Your task is to restate the data word for word.

━━━━━━━━━━━━━━━━━━━━━━━━━━━━━━

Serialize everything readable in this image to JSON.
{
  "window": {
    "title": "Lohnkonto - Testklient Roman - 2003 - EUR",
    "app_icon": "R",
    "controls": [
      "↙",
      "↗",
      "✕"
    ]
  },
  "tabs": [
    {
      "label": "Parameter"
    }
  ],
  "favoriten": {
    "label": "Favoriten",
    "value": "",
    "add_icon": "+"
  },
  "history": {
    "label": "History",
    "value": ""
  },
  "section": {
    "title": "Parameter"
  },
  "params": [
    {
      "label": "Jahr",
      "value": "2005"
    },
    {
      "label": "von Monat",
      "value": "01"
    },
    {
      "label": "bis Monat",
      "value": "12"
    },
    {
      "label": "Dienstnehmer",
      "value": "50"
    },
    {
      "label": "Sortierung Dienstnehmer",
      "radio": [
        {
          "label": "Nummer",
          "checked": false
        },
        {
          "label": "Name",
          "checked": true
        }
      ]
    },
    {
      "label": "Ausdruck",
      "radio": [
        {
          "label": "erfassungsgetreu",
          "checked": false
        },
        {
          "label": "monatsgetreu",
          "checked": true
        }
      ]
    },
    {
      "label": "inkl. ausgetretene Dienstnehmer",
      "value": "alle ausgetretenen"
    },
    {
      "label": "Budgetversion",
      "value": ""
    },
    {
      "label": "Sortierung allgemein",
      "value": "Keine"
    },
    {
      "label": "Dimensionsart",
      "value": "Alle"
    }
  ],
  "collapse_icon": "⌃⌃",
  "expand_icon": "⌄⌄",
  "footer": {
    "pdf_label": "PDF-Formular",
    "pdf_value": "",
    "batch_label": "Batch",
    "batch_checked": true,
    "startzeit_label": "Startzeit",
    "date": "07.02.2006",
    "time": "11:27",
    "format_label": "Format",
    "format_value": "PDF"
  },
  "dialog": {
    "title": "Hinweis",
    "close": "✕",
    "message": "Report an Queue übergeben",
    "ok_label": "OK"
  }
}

━━━━━━━━━━━━━━━━━━━━━━━━━━━━━━

Written response:
Serialize everything readable in this image to JSON.
{
  "window": {
    "title": "Lohnkonto - Testklient Roman - 2003 - EUR",
    "app_icon": "R",
    "controls": [
      "↙",
      "↗",
      "✕"
    ]
  },
  "tabs": [
    {
      "label": "Parameter"
    }
  ],
  "favoriten": {
    "label": "Favoriten",
    "value": "",
    "add_icon": "+"
  },
  "history": {
    "label": "History",
    "value": ""
  },
  "section": {
    "title": "Parameter"
  },
  "params": [
    {
      "label": "Jahr",
      "value": "2005"
    },
    {
      "label": "von Monat",
      "value": "01"
    },
    {
      "label": "bis Monat",
      "value": "12"
    },
    {
      "label": "Dienstnehmer",
      "value": "50"
    },
    {
      "label": "Sortierung Dienstnehmer",
      "radio": [
        {
          "label": "Nummer",
          "checked": false
        },
        {
          "label": "Name",
          "checked": true
        }
      ]
    },
    {
      "label": "Ausdruck",
      "radio": [
        {
          "label": "erfassungsgetreu",
          "checked": false
        },
        {
          "label": "monatsgetreu",
          "checked": true
        }
      ]
    },
    {
      "label": "inkl. ausgetretene Dienstnehmer",
      "value": "alle ausgetretenen"
    },
    {
      "label": "Budgetversion",
      "value": ""
    },
    {
      "label": "Sortierung allgemein",
      "value": "Keine"
    },
    {
      "label": "Dimensionsart",
      "value": "Alle"
    }
  ],
  "collapse_icon": "⌃⌃",
  "expand_icon": "⌄⌄",
  "footer": {
    "pdf_label": "PDF-Formular",
    "pdf_value": "",
    "batch_label": "Batch",
    "batch_checked": true,
    "startzeit_label": "Startzeit",
    "date": "07.02.2006",
    "time": "11:27",
    "format_label": "Format",
    "format_value": "PDF"
  },
  "dialog": {
    "title": "Hinweis",
    "close": "✕",
    "message": "Report an Queue übergeben",
    "ok_label": "OK"
  }
}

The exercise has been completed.